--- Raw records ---
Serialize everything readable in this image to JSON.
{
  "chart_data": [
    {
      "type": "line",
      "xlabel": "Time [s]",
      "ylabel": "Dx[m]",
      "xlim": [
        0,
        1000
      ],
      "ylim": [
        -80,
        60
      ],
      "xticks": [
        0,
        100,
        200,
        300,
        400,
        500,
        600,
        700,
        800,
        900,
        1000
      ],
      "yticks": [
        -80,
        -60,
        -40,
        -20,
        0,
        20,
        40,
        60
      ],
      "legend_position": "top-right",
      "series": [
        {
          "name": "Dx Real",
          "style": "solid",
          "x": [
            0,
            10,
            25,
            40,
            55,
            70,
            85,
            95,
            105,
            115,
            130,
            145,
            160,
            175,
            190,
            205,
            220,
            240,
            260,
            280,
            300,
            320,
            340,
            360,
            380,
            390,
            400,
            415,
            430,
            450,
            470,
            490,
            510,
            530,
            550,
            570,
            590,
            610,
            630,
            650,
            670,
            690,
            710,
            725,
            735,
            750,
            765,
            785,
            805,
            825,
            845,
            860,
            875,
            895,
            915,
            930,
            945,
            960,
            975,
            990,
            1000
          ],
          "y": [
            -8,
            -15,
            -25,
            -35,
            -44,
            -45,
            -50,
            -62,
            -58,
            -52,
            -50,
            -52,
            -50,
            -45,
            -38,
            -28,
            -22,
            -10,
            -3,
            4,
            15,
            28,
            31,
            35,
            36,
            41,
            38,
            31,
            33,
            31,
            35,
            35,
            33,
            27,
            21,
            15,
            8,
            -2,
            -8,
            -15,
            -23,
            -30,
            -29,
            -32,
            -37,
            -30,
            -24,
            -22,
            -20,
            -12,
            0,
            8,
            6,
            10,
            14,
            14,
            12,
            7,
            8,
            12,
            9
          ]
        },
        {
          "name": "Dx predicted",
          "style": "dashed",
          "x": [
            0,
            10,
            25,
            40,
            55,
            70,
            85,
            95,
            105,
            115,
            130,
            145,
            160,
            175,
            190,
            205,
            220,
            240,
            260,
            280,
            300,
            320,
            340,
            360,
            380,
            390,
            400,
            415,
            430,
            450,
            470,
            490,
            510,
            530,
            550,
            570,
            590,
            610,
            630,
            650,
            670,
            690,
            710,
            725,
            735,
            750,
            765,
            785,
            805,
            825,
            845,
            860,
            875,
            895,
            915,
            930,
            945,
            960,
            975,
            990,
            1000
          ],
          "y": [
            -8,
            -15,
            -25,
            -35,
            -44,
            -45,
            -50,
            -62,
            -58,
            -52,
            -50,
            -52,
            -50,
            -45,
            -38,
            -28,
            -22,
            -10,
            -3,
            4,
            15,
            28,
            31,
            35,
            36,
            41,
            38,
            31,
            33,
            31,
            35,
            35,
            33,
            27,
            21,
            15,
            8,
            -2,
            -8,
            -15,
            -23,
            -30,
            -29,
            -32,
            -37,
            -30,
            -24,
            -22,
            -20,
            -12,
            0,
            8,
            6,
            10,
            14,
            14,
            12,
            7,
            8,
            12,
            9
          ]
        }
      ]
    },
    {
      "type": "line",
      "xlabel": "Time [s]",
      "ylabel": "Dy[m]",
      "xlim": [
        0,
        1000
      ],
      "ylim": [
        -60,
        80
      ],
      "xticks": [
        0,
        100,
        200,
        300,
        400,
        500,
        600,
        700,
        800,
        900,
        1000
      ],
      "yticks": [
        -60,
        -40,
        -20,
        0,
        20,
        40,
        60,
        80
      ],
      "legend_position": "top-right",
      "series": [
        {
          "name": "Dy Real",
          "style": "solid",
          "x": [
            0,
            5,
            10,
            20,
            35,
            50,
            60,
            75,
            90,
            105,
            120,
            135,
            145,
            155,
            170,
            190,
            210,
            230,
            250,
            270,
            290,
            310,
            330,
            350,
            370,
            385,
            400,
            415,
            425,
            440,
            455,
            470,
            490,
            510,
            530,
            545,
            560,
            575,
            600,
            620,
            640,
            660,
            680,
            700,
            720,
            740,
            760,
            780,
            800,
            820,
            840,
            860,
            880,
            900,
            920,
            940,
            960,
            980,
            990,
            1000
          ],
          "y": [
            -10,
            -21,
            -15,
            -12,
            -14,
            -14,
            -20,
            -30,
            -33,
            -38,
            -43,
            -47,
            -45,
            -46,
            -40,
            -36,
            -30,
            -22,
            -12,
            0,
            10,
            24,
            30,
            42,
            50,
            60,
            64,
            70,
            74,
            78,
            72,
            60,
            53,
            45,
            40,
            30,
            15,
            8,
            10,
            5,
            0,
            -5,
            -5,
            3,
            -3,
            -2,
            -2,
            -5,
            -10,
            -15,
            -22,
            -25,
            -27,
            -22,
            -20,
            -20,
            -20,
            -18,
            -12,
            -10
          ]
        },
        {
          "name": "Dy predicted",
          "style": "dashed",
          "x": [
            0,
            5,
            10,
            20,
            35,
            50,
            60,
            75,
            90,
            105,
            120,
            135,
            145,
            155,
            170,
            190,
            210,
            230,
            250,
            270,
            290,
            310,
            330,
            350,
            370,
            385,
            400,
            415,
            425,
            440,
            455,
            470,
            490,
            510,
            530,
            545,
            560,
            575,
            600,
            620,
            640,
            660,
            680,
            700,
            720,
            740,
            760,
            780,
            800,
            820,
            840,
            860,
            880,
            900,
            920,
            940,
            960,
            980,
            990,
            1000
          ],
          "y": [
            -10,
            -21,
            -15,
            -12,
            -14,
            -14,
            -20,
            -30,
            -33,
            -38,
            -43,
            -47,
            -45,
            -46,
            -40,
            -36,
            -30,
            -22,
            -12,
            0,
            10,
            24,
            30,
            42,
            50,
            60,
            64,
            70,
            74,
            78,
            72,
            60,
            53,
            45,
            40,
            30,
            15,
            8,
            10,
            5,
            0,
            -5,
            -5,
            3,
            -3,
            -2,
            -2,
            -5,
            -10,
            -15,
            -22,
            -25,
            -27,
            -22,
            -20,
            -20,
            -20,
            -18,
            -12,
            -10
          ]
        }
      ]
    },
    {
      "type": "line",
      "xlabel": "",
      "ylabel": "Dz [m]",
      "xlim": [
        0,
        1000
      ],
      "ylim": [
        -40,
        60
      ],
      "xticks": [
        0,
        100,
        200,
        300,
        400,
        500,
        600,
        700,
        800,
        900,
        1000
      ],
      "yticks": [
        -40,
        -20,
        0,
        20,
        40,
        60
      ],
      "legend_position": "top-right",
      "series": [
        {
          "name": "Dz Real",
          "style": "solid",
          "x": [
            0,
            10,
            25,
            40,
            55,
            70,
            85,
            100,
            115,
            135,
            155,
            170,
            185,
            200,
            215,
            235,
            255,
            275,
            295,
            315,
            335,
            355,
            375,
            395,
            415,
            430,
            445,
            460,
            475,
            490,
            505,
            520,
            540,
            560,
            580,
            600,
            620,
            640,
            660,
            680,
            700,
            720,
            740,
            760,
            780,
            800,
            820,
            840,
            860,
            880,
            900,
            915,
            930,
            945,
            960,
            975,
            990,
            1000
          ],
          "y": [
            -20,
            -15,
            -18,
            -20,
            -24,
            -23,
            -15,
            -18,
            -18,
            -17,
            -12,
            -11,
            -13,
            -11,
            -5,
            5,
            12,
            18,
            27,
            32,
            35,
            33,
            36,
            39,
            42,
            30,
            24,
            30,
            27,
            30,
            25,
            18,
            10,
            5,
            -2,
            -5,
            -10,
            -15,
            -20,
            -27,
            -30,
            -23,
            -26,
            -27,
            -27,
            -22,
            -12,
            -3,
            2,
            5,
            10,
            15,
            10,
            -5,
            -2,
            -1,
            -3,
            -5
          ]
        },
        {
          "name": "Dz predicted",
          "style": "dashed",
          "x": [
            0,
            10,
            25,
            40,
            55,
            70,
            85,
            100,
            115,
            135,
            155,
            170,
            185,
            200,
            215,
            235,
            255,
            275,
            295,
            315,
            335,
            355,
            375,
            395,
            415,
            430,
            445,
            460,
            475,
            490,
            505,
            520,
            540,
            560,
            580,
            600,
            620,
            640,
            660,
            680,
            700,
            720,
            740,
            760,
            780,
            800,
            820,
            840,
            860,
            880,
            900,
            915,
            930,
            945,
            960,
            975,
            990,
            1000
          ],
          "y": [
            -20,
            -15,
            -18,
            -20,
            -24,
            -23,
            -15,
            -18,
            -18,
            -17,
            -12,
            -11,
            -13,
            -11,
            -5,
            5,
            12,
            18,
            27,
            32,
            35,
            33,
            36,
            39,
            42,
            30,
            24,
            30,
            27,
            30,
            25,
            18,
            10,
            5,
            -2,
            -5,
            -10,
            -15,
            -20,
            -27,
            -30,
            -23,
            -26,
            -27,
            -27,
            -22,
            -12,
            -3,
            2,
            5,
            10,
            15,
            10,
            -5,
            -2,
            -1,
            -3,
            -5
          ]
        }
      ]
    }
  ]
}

--- Requirement ---
Extract every line that has the string "name" in it.

--- Final result ---
          "name": "Dx Real",
          "name": "Dx predicted",
          "name": "Dy Real",
          "name": "Dy predicted",
          "name": "Dz Real",
          "name": "Dz predicted",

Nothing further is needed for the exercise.